--- Begin ---

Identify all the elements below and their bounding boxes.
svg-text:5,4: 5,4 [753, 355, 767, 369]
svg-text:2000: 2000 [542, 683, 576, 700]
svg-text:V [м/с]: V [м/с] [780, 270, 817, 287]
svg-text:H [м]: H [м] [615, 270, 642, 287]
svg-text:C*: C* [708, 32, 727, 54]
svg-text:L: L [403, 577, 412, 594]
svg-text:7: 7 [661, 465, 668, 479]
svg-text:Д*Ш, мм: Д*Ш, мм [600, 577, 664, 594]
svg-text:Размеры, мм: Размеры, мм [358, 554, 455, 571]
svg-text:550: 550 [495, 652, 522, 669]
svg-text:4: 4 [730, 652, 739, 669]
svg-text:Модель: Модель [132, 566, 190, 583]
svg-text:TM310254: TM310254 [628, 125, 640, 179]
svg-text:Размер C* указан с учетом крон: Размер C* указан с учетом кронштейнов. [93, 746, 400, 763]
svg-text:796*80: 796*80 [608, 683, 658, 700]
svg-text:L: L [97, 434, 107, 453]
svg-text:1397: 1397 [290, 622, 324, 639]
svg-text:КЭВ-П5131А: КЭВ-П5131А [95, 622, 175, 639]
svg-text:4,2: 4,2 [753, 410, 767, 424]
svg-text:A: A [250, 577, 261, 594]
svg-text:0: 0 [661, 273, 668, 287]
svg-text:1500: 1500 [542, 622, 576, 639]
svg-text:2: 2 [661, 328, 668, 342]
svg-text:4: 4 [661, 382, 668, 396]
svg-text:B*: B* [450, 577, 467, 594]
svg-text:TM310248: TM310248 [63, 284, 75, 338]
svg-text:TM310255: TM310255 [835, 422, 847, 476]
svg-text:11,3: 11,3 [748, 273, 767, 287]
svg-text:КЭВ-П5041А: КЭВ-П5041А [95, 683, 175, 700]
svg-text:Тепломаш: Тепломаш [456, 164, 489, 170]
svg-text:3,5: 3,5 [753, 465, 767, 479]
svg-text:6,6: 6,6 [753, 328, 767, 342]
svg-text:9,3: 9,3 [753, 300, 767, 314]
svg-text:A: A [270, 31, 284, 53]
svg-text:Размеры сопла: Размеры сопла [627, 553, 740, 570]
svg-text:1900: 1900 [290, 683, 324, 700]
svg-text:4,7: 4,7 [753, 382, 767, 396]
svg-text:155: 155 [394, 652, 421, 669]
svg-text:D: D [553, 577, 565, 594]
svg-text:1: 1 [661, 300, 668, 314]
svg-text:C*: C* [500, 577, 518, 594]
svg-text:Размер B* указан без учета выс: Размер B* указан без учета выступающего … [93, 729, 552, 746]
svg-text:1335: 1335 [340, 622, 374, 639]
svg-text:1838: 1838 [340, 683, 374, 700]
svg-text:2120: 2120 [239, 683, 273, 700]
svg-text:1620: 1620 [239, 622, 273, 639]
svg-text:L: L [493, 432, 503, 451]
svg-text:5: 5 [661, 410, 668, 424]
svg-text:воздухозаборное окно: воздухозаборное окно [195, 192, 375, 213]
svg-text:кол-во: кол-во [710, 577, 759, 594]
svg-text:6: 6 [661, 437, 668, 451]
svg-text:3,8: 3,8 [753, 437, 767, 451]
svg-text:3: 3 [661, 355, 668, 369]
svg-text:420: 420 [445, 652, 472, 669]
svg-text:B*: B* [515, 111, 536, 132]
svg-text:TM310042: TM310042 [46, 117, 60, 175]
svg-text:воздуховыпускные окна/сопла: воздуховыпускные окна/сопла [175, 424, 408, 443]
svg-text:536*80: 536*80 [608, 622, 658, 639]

--- End ---

• [Problem to work on]
Reproduce the records above in full, substituting "label" for every occurrence of "svg-text" and leaving everything else unchanged.

• [Task response]
Identify all the elements below and their bounding boxes.
label:5,4: 5,4 [753, 355, 767, 369]
label:2000: 2000 [542, 683, 576, 700]
label:V [м/с]: V [м/с] [780, 270, 817, 287]
label:H [м]: H [м] [615, 270, 642, 287]
label:C*: C* [708, 32, 727, 54]
label:L: L [403, 577, 412, 594]
label:7: 7 [661, 465, 668, 479]
label:Д*Ш, мм: Д*Ш, мм [600, 577, 664, 594]
label:Размеры, мм: Размеры, мм [358, 554, 455, 571]
label:550: 550 [495, 652, 522, 669]
label:4: 4 [730, 652, 739, 669]
label:Модель: Модель [132, 566, 190, 583]
label:TM310254: TM310254 [628, 125, 640, 179]
label:Размер C* указан с учетом крон: Размер C* указан с учетом кронштейнов. [93, 746, 400, 763]
label:796*80: 796*80 [608, 683, 658, 700]
label:L: L [97, 434, 107, 453]
label:1397: 1397 [290, 622, 324, 639]
label:КЭВ-П5131А: КЭВ-П5131А [95, 622, 175, 639]
label:4,2: 4,2 [753, 410, 767, 424]
label:A: A [250, 577, 261, 594]
label:0: 0 [661, 273, 668, 287]
label:1500: 1500 [542, 622, 576, 639]
label:2: 2 [661, 328, 668, 342]
label:4: 4 [661, 382, 668, 396]
label:B*: B* [450, 577, 467, 594]
label:TM310248: TM310248 [63, 284, 75, 338]
label:TM310255: TM310255 [835, 422, 847, 476]
label:11,3: 11,3 [748, 273, 767, 287]
label:КЭВ-П5041А: КЭВ-П5041А [95, 683, 175, 700]
label:Тепломаш: Тепломаш [456, 164, 489, 170]
label:3,5: 3,5 [753, 465, 767, 479]
label:6,6: 6,6 [753, 328, 767, 342]
label:9,3: 9,3 [753, 300, 767, 314]
label:A: A [270, 31, 284, 53]
label:Размеры сопла: Размеры сопла [627, 553, 740, 570]
label:1900: 1900 [290, 683, 324, 700]
label:4,7: 4,7 [753, 382, 767, 396]
label:155: 155 [394, 652, 421, 669]
label:D: D [553, 577, 565, 594]
label:1: 1 [661, 300, 668, 314]
label:C*: C* [500, 577, 518, 594]
label:Размер B* указан без учета выс: Размер B* указан без учета выступающего … [93, 729, 552, 746]
label:1335: 1335 [340, 622, 374, 639]
label:1838: 1838 [340, 683, 374, 700]
label:2120: 2120 [239, 683, 273, 700]
label:1620: 1620 [239, 622, 273, 639]
label:L: L [493, 432, 503, 451]
label:5: 5 [661, 410, 668, 424]
label:воздухозаборное окно: воздухозаборное окно [195, 192, 375, 213]
label:кол-во: кол-во [710, 577, 759, 594]
label:6: 6 [661, 437, 668, 451]
label:3,8: 3,8 [753, 437, 767, 451]
label:3: 3 [661, 355, 668, 369]
label:420: 420 [445, 652, 472, 669]
label:B*: B* [515, 111, 536, 132]
label:TM310042: TM310042 [46, 117, 60, 175]
label:воздуховыпускные окна/сопла: воздуховыпускные окна/сопла [175, 424, 408, 443]
label:536*80: 536*80 [608, 622, 658, 639]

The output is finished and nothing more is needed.